(Beginning of Data in this exercise)

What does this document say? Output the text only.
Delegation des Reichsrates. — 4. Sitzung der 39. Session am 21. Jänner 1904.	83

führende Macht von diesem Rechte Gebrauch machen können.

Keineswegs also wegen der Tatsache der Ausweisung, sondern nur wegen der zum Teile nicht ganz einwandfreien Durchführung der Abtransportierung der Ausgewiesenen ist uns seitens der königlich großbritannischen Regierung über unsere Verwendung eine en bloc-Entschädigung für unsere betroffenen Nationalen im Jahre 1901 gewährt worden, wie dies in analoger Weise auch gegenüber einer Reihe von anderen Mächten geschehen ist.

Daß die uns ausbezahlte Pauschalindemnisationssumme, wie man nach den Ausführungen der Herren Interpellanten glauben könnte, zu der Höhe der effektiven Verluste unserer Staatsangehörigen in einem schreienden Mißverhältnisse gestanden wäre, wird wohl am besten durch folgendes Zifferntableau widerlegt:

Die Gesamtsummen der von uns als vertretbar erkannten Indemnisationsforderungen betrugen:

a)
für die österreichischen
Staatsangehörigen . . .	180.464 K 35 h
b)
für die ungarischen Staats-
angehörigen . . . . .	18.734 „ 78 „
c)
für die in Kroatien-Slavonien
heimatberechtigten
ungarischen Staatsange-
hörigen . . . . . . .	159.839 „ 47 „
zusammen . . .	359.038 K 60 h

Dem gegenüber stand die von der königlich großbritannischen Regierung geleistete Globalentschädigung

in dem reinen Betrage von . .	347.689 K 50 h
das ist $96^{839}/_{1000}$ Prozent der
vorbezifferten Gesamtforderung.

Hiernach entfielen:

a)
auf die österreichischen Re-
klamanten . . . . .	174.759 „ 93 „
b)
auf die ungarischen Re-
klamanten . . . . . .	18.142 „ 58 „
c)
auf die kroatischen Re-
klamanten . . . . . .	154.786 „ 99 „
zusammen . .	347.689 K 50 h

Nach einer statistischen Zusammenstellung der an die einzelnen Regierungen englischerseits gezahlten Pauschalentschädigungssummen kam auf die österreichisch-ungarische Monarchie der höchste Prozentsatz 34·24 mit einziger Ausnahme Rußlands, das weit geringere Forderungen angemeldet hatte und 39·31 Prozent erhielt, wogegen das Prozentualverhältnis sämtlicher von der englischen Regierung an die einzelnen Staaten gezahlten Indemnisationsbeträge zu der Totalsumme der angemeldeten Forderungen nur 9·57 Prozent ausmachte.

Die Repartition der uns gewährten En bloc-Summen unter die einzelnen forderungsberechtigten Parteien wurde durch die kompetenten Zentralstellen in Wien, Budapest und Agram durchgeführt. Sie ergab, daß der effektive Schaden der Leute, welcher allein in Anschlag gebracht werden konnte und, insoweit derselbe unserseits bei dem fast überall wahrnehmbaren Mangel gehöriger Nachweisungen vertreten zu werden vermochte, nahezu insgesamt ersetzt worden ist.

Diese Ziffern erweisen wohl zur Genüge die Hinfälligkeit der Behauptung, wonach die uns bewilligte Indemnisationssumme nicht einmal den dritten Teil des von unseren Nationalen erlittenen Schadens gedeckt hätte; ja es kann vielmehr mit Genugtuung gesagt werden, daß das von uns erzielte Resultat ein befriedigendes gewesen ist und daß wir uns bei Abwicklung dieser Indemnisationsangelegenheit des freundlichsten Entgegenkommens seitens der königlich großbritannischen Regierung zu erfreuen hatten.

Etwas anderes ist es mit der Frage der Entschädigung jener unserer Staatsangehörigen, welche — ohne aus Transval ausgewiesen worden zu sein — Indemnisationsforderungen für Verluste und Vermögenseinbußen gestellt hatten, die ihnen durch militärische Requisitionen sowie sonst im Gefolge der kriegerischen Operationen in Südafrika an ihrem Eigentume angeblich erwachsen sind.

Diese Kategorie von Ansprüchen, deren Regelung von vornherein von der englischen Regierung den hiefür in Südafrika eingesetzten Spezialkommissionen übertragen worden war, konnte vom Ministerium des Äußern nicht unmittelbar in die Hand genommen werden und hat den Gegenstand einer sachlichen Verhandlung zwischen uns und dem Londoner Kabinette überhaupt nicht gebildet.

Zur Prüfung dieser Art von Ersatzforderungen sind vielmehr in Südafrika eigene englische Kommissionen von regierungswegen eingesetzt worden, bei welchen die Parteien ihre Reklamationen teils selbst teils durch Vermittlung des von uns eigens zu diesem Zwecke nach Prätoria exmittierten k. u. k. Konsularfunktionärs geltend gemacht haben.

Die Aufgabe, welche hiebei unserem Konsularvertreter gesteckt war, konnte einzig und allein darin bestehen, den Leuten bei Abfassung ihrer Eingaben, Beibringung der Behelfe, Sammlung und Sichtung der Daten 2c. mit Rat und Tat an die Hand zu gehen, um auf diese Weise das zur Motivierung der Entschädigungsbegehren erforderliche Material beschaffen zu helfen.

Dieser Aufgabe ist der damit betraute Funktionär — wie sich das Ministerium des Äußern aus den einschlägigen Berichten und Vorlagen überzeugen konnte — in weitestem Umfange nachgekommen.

(End of Data in this exercise)

Instructions to follow:
Restate the data word for word, leaving nothing out.

Solution:
What does this document say? Output the text only.
Delegation des Reichsrates. — 4. Sitzung der 39. Session am 21. Jänner 1904.	83

führende Macht von diesem Rechte Gebrauch machen können.

Keineswegs also wegen der Tatsache der Ausweisung, sondern nur wegen der zum Teile nicht ganz einwandfreien Durchführung der Abtransportierung der Ausgewiesenen ist uns seitens der königlich großbritannischen Regierung über unsere Verwendung eine en bloc-Entschädigung für unsere betroffenen Nationalen im Jahre 1901 gewährt worden, wie dies in analoger Weise auch gegenüber einer Reihe von anderen Mächten geschehen ist.

Daß die uns ausbezahlte Pauschalindemnisationssumme, wie man nach den Ausführungen der Herren Interpellanten glauben könnte, zu der Höhe der effektiven Verluste unserer Staatsangehörigen in einem schreienden Mißverhältnisse gestanden wäre, wird wohl am besten durch folgendes Zifferntableau widerlegt:

Die Gesamtsummen der von uns als vertretbar erkannten Indemnisationsforderungen betrugen:

a)
für die österreichischen
Staatsangehörigen . . .	180.464 K 35 h
b)
für die ungarischen Staats-
angehörigen . . . . .	18.734 „ 78 „
c)
für die in Kroatien-Slavonien
heimatberechtigten
ungarischen Staatsange-
hörigen . . . . . . .	159.839 „ 47 „
zusammen . . .	359.038 K 60 h

Dem gegenüber stand die von der königlich großbritannischen Regierung geleistete Globalentschädigung

in dem reinen Betrage von . .	347.689 K 50 h
das ist $96^{839}/_{1000}$ Prozent der
vorbezifferten Gesamtforderung.

Hiernach entfielen:

a)
auf die österreichischen Re-
klamanten . . . . .	174.759 „ 93 „
b)
auf die ungarischen Re-
klamanten . . . . . .	18.142 „ 58 „
c)
auf die kroatischen Re-
klamanten . . . . . .	154.786 „ 99 „
zusammen . .	347.689 K 50 h

Nach einer statistischen Zusammenstellung der an die einzelnen Regierungen englischerseits gezahlten Pauschalentschädigungssummen kam auf die österreichisch-ungarische Monarchie der höchste Prozentsatz 34·24 mit einziger Ausnahme Rußlands, das weit geringere Forderungen angemeldet hatte und 39·31 Prozent erhielt, wogegen das Prozentualverhältnis sämtlicher von der englischen Regierung an die einzelnen Staaten gezahlten Indemnisationsbeträge zu der Totalsumme der angemeldeten Forderungen nur 9·57 Prozent ausmachte.

Die Repartition der uns gewährten En bloc-Summen unter die einzelnen forderungsberechtigten Parteien wurde durch die kompetenten Zentralstellen in Wien, Budapest und Agram durchgeführt. Sie ergab, daß der effektive Schaden der Leute, welcher allein in Anschlag gebracht werden konnte und, insoweit derselbe unserseits bei dem fast überall wahrnehmbaren Mangel gehöriger Nachweisungen vertreten zu werden vermochte, nahezu insgesamt ersetzt worden ist.

Diese Ziffern erweisen wohl zur Genüge die Hinfälligkeit der Behauptung, wonach die uns bewilligte Indemnisationssumme nicht einmal den dritten Teil des von unseren Nationalen erlittenen Schadens gedeckt hätte; ja es kann vielmehr mit Genugtuung gesagt werden, daß das von uns erzielte Resultat ein befriedigendes gewesen ist und daß wir uns bei Abwicklung dieser Indemnisationsangelegenheit des freundlichsten Entgegenkommens seitens der königlich großbritannischen Regierung zu erfreuen hatten.

Etwas anderes ist es mit der Frage der Entschädigung jener unserer Staatsangehörigen, welche — ohne aus Transval ausgewiesen worden zu sein — Indemnisationsforderungen für Verluste und Vermögenseinbußen gestellt hatten, die ihnen durch militärische Requisitionen sowie sonst im Gefolge der kriegerischen Operationen in Südafrika an ihrem Eigentume angeblich erwachsen sind.

Diese Kategorie von Ansprüchen, deren Regelung von vornherein von der englischen Regierung den hiefür in Südafrika eingesetzten Spezialkommissionen übertragen worden war, konnte vom Ministerium des Äußern nicht unmittelbar in die Hand genommen werden und hat den Gegenstand einer sachlichen Verhandlung zwischen uns und dem Londoner Kabinette überhaupt nicht gebildet.

Zur Prüfung dieser Art von Ersatzforderungen sind vielmehr in Südafrika eigene englische Kommissionen von regierungswegen eingesetzt worden, bei welchen die Parteien ihre Reklamationen teils selbst teils durch Vermittlung des von uns eigens zu diesem Zwecke nach Prätoria exmittierten k. u. k. Konsularfunktionärs geltend gemacht haben.

Die Aufgabe, welche hiebei unserem Konsularvertreter gesteckt war, konnte einzig und allein darin bestehen, den Leuten bei Abfassung ihrer Eingaben, Beibringung der Behelfe, Sammlung und Sichtung der Daten 2c. mit Rat und Tat an die Hand zu gehen, um auf diese Weise das zur Motivierung der Entschädigungsbegehren erforderliche Material beschaffen zu helfen.

Dieser Aufgabe ist der damit betraute Funktionär — wie sich das Ministerium des Äußern aus den einschlägigen Berichten und Vorlagen überzeugen konnte — in weitestem Umfange nachgekommen.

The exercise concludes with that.